**Data for processing:**
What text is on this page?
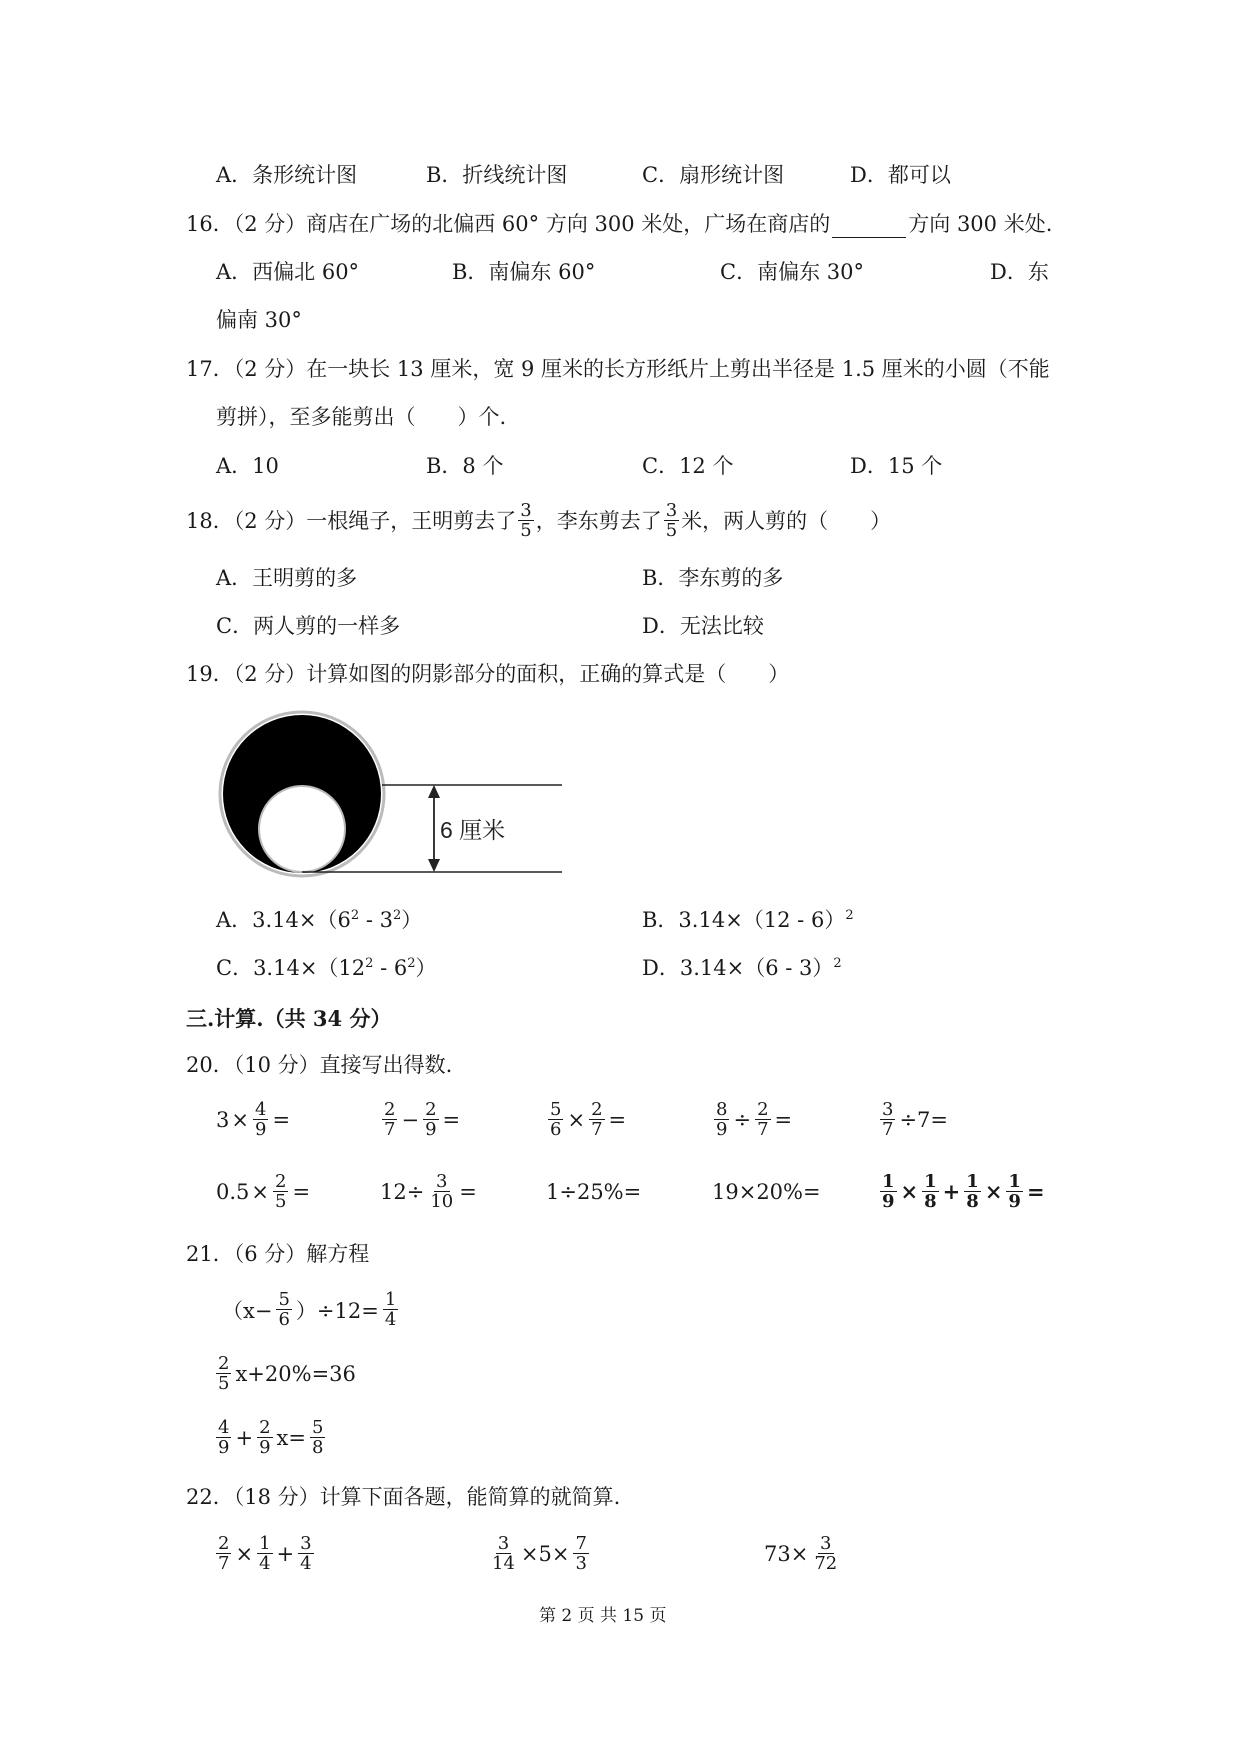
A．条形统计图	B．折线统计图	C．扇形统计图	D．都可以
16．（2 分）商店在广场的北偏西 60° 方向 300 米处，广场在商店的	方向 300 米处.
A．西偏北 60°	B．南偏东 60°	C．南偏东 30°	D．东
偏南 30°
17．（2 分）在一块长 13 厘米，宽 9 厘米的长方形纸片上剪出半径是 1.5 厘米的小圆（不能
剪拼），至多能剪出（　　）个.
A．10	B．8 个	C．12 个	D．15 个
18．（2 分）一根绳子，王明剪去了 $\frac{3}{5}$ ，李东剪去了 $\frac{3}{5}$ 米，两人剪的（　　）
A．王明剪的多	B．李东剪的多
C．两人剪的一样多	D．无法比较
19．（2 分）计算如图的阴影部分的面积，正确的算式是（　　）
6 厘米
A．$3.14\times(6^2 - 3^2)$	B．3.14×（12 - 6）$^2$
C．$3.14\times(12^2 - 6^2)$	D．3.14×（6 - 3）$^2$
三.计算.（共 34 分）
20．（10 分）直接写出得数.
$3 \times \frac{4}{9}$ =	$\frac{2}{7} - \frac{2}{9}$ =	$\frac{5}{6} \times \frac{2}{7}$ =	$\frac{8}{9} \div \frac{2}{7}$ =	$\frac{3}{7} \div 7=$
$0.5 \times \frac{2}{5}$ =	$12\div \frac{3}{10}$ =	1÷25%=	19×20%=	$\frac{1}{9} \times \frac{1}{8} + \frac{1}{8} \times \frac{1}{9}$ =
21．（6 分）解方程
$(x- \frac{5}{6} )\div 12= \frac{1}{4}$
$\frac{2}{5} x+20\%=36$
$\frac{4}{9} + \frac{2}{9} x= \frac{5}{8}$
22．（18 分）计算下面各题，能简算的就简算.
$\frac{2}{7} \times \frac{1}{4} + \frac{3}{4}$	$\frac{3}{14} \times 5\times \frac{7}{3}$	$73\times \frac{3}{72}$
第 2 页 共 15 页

**Goal:** Look for the word "frac" and return every line where it occurs.

**Problem solution:**
18．（2 分）一根绳子，王明剪去了 $\frac{3}{5}$ ，李东剪去了 $\frac{3}{5}$ 米，两人剪的（　　）
$3 \times \frac{4}{9}$ =	$\frac{2}{7} - \frac{2}{9}$ =	$\frac{5}{6} \times \frac{2}{7}$ =	$\frac{8}{9} \div \frac{2}{7}$ =	$\frac{3}{7} \div 7=$
$0.5 \times \frac{2}{5}$ =	$12\div \frac{3}{10}$ =	1÷25%=	19×20%=	$\frac{1}{9} \times \frac{1}{8} + \frac{1}{8} \times \frac{1}{9}$ =
$(x- \frac{5}{6} )\div 12= \frac{1}{4}$
$\frac{2}{5} x+20\%=36$
$\frac{4}{9} + \frac{2}{9} x= \frac{5}{8}$
$\frac{2}{7} \times \frac{1}{4} + \frac{3}{4}$	$\frac{3}{14} \times 5\times \frac{7}{3}$	$73\times \frac{3}{72}$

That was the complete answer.